Rows from a figure dataset
-------

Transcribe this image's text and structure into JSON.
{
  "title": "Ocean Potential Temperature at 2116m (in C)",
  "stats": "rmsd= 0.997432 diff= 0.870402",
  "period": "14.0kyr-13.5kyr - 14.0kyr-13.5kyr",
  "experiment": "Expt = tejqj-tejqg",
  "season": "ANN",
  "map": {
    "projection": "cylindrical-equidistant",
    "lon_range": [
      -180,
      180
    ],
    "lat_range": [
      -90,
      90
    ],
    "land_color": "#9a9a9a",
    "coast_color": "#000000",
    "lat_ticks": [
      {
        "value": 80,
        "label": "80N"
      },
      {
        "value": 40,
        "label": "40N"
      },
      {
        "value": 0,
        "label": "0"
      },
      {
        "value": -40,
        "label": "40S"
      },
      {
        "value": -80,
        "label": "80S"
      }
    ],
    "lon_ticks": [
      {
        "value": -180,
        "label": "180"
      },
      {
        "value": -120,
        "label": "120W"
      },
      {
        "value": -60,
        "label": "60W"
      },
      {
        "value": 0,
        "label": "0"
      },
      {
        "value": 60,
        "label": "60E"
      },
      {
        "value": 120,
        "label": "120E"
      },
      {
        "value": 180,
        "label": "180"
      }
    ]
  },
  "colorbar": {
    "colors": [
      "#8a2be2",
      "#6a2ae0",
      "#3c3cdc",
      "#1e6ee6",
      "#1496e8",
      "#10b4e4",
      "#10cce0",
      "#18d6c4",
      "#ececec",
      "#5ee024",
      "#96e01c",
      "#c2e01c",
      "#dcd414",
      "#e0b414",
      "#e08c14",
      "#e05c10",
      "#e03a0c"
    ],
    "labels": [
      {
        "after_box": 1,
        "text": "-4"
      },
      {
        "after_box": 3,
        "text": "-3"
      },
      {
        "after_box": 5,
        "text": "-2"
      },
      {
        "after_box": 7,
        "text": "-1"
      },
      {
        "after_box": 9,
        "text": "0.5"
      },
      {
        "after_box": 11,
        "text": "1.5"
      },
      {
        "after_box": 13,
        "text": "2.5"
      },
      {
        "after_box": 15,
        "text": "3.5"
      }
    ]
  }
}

-------

## Objective
Transcribe all of the entries without altering anything.

## Response to this task
Transcribe this image's text and structure into JSON.
{
  "title": "Ocean Potential Temperature at 2116m (in C)",
  "stats": "rmsd= 0.997432 diff= 0.870402",
  "period": "14.0kyr-13.5kyr - 14.0kyr-13.5kyr",
  "experiment": "Expt = tejqj-tejqg",
  "season": "ANN",
  "map": {
    "projection": "cylindrical-equidistant",
    "lon_range": [
      -180,
      180
    ],
    "lat_range": [
      -90,
      90
    ],
    "land_color": "#9a9a9a",
    "coast_color": "#000000",
    "lat_ticks": [
      {
        "value": 80,
        "label": "80N"
      },
      {
        "value": 40,
        "label": "40N"
      },
      {
        "value": 0,
        "label": "0"
      },
      {
        "value": -40,
        "label": "40S"
      },
      {
        "value": -80,
        "label": "80S"
      }
    ],
    "lon_ticks": [
      {
        "value": -180,
        "label": "180"
      },
      {
        "value": -120,
        "label": "120W"
      },
      {
        "value": -60,
        "label": "60W"
      },
      {
        "value": 0,
        "label": "0"
      },
      {
        "value": 60,
        "label": "60E"
      },
      {
        "value": 120,
        "label": "120E"
      },
      {
        "value": 180,
        "label": "180"
      }
    ]
  },
  "colorbar": {
    "colors": [
      "#8a2be2",
      "#6a2ae0",
      "#3c3cdc",
      "#1e6ee6",
      "#1496e8",
      "#10b4e4",
      "#10cce0",
      "#18d6c4",
      "#ececec",
      "#5ee024",
      "#96e01c",
      "#c2e01c",
      "#dcd414",
      "#e0b414",
      "#e08c14",
      "#e05c10",
      "#e03a0c"
    ],
    "labels": [
      {
        "after_box": 1,
        "text": "-4"
      },
      {
        "after_box": 3,
        "text": "-3"
      },
      {
        "after_box": 5,
        "text": "-2"
      },
      {
        "after_box": 7,
        "text": "-1"
      },
      {
        "after_box": 9,
        "text": "0.5"
      },
      {
        "after_box": 11,
        "text": "1.5"
      },
      {
        "after_box": 13,
        "text": "2.5"
      },
      {
        "after_box": 15,
        "text": "3.5"
      }
    ]
  }
}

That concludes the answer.